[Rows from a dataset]
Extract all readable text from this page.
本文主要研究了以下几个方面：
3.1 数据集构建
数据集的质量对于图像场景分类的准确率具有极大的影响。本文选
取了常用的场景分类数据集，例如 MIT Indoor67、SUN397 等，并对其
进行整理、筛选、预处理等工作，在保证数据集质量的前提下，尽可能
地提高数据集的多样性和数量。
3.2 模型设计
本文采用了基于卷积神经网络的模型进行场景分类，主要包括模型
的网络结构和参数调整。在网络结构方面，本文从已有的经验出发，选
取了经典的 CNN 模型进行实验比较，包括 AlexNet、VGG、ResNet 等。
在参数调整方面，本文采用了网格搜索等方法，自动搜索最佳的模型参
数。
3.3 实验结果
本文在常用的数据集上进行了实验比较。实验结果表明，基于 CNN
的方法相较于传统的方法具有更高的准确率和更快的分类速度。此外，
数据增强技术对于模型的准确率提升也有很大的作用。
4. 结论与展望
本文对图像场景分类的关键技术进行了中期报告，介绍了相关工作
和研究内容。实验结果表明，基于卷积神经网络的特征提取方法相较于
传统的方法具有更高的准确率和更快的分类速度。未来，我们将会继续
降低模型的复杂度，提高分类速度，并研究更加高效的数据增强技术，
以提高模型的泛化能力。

Set exercise:
Output all preceding records character for character.

Response to this exercise:
Extract all readable text from this page.
本文主要研究了以下几个方面：
3.1 数据集构建
数据集的质量对于图像场景分类的准确率具有极大的影响。本文选
取了常用的场景分类数据集，例如 MIT Indoor67、SUN397 等，并对其
进行整理、筛选、预处理等工作，在保证数据集质量的前提下，尽可能
地提高数据集的多样性和数量。
3.2 模型设计
本文采用了基于卷积神经网络的模型进行场景分类，主要包括模型
的网络结构和参数调整。在网络结构方面，本文从已有的经验出发，选
取了经典的 CNN 模型进行实验比较，包括 AlexNet、VGG、ResNet 等。
在参数调整方面，本文采用了网格搜索等方法，自动搜索最佳的模型参
数。
3.3 实验结果
本文在常用的数据集上进行了实验比较。实验结果表明，基于 CNN
的方法相较于传统的方法具有更高的准确率和更快的分类速度。此外，
数据增强技术对于模型的准确率提升也有很大的作用。
4. 结论与展望
本文对图像场景分类的关键技术进行了中期报告，介绍了相关工作
和研究内容。实验结果表明，基于卷积神经网络的特征提取方法相较于
传统的方法具有更高的准确率和更快的分类速度。未来，我们将会继续
降低模型的复杂度，提高分类速度，并研究更加高效的数据增强技术，
以提高模型的泛化能力。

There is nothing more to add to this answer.